### Input rows

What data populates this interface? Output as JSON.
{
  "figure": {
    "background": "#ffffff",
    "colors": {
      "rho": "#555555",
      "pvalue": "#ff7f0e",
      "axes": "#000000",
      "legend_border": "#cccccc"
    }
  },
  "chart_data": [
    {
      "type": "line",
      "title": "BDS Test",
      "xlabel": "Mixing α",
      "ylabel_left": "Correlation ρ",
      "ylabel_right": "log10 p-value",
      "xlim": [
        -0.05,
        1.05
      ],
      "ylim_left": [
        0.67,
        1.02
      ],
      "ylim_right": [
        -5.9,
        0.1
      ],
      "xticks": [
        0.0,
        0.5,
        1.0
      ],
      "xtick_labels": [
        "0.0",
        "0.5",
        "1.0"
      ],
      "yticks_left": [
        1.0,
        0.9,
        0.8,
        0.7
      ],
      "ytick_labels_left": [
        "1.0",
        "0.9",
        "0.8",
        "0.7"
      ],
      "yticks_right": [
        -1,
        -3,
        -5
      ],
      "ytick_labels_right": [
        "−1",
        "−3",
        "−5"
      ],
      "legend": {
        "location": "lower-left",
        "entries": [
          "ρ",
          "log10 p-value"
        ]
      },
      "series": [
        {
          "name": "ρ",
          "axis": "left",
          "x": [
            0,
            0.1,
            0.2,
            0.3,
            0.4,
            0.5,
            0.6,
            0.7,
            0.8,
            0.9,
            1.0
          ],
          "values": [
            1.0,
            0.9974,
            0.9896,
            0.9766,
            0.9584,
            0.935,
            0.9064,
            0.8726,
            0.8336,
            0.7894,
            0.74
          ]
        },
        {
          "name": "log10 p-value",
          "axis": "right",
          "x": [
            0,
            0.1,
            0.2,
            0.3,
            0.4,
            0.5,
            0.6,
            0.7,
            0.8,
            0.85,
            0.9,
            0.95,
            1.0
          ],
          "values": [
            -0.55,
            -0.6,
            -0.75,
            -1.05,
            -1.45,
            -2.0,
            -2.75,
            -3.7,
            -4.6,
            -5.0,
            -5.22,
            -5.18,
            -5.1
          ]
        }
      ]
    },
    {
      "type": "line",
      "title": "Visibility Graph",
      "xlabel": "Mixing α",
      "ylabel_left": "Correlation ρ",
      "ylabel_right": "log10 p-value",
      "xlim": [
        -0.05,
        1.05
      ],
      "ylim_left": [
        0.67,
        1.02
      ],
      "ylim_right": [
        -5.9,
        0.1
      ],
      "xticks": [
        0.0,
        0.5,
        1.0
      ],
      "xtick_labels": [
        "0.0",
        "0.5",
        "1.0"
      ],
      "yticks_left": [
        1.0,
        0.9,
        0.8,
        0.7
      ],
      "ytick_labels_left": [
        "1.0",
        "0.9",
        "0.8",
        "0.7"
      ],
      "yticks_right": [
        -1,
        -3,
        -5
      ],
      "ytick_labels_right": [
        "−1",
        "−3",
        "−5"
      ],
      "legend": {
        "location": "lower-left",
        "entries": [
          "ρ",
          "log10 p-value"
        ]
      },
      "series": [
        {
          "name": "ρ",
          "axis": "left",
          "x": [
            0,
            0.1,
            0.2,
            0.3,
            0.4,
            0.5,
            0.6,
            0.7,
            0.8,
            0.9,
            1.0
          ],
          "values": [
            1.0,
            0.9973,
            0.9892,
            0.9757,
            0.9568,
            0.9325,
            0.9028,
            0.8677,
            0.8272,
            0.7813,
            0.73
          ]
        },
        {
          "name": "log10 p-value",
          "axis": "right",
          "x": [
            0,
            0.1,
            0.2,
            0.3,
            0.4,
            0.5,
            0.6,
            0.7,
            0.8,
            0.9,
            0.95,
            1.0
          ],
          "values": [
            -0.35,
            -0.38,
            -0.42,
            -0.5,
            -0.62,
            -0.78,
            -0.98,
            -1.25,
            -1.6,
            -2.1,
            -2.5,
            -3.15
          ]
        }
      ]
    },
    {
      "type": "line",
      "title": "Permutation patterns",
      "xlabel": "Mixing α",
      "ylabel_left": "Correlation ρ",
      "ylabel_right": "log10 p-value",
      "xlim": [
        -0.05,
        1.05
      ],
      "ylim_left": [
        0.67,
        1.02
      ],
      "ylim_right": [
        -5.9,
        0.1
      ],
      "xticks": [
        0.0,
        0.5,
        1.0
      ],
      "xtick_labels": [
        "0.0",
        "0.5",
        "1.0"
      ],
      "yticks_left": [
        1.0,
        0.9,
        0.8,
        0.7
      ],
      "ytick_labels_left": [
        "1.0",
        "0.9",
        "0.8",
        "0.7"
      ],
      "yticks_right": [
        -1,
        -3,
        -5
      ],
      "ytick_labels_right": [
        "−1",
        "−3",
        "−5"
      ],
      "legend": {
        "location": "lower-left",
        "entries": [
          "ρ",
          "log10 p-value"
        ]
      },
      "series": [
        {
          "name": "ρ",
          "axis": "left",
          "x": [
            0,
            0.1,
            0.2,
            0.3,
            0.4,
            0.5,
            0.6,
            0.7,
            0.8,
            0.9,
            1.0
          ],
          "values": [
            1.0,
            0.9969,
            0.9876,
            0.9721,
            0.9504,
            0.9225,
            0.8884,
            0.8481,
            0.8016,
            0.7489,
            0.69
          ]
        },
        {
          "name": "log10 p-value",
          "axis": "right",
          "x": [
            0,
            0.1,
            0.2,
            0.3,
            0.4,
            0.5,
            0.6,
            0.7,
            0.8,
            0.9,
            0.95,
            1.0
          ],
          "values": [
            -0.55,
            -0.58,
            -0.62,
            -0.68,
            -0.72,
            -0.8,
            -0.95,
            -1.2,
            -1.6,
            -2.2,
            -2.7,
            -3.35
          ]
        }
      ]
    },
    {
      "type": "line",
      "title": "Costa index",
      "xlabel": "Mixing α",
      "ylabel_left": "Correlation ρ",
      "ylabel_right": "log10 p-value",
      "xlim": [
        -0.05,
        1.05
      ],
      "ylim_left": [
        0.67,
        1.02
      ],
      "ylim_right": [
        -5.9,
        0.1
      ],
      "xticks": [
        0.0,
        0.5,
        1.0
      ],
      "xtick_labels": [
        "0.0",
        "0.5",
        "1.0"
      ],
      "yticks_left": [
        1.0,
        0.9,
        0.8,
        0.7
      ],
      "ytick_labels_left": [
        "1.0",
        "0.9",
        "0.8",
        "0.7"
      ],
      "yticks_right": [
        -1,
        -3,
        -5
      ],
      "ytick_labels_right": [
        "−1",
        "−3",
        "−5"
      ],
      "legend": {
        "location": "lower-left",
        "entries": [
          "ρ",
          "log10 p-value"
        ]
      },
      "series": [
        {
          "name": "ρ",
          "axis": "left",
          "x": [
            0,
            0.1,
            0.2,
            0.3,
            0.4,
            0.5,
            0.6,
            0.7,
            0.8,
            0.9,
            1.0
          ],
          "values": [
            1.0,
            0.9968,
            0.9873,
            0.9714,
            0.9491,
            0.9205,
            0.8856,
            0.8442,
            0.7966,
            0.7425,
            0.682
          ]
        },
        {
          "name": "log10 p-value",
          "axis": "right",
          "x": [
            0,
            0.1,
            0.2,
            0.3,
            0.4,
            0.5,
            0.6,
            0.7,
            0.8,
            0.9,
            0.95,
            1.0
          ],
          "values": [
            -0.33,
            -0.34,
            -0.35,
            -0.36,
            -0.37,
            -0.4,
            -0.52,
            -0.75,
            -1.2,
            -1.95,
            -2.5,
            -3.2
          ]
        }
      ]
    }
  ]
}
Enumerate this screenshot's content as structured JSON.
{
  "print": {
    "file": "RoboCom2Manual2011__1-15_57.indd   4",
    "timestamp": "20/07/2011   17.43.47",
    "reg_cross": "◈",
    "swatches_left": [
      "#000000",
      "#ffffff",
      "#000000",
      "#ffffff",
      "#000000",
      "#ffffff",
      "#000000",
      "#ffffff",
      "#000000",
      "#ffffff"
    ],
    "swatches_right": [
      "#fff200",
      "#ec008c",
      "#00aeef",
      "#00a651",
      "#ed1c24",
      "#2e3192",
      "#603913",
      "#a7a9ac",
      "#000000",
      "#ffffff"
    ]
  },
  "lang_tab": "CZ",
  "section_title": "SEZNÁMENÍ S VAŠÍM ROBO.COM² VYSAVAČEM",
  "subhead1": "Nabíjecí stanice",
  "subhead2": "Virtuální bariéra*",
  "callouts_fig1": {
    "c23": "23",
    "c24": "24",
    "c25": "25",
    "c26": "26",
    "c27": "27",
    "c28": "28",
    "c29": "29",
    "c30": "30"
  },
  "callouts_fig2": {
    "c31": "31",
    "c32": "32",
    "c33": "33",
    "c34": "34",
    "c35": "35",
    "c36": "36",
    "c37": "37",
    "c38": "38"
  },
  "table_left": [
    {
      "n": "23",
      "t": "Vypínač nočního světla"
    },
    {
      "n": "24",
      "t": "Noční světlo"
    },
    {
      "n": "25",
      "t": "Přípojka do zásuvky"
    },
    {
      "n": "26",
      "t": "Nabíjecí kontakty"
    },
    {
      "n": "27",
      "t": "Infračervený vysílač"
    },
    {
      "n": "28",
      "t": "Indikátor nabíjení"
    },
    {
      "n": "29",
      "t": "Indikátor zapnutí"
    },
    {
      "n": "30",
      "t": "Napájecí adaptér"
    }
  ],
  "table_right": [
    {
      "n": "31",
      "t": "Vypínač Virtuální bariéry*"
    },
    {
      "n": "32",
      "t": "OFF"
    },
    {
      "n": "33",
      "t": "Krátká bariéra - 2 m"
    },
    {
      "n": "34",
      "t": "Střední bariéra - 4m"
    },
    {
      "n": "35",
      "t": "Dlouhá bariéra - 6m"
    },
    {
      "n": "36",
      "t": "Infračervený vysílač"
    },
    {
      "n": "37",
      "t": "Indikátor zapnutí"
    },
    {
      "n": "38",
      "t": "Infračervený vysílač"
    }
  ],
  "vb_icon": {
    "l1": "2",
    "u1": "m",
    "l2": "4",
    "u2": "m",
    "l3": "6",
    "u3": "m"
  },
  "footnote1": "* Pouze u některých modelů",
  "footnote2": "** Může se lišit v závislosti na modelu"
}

######

• Task instructions: Of all the lines in the data above, state how many include "Virtuální". Say only the number.

• Task solution: 2